DATA ROWS:
=====

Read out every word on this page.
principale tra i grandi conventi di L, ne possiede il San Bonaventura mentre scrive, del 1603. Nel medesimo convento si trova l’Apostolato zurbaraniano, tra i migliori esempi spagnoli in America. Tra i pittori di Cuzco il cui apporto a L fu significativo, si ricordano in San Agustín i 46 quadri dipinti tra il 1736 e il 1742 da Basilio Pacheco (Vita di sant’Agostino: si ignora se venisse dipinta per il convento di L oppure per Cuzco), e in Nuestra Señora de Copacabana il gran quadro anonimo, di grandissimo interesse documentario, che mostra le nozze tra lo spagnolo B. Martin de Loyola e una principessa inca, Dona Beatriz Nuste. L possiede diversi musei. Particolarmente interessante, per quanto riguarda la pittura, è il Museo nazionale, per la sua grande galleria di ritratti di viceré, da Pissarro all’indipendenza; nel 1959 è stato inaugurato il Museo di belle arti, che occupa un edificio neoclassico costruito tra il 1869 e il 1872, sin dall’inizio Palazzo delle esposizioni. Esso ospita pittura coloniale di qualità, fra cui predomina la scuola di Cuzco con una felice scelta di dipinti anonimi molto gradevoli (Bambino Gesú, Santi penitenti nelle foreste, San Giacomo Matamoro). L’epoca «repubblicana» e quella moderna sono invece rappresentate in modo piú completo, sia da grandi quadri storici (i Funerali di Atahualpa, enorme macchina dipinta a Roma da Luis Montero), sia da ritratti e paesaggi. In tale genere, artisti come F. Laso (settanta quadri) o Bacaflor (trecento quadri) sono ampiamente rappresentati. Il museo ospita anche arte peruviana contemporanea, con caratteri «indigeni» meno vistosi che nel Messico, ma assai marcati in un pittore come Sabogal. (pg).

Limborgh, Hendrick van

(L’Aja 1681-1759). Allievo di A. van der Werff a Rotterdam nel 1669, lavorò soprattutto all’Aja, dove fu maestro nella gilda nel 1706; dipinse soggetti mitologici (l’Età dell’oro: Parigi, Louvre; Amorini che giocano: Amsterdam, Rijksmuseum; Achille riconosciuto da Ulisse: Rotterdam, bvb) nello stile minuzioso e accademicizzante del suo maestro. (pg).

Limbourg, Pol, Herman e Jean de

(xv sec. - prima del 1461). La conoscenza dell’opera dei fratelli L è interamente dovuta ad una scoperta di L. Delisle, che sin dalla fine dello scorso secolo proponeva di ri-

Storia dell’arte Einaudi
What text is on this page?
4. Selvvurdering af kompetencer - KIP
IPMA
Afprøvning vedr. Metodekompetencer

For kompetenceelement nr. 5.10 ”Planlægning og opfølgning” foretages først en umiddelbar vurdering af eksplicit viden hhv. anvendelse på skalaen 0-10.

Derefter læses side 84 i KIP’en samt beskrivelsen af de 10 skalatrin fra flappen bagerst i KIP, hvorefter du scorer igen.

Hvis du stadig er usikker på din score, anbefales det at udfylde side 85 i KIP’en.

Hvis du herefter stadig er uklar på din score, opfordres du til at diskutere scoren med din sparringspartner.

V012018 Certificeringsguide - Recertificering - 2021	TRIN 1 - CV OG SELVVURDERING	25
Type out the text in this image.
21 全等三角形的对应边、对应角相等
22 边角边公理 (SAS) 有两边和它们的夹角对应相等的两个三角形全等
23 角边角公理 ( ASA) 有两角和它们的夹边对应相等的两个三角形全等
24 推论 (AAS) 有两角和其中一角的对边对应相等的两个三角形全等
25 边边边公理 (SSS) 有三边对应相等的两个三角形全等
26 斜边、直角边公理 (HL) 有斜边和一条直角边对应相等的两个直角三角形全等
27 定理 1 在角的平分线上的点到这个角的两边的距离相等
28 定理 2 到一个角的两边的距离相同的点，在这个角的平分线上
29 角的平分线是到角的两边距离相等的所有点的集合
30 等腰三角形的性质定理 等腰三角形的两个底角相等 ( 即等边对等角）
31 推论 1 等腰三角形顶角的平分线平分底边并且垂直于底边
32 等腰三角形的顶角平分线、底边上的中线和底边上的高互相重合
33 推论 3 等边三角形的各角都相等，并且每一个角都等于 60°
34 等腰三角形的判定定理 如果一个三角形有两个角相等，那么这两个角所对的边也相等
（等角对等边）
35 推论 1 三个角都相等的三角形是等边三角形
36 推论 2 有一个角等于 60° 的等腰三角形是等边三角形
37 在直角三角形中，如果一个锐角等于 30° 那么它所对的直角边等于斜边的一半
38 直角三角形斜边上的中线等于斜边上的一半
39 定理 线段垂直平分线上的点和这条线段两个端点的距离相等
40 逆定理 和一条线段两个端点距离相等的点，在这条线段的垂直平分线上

=====

SHORT EXERCISE: Show every line from the entries above in which the word "text" appears.

EXERCISE OUTPUT:
What text is on this page?
Type out the text in this image.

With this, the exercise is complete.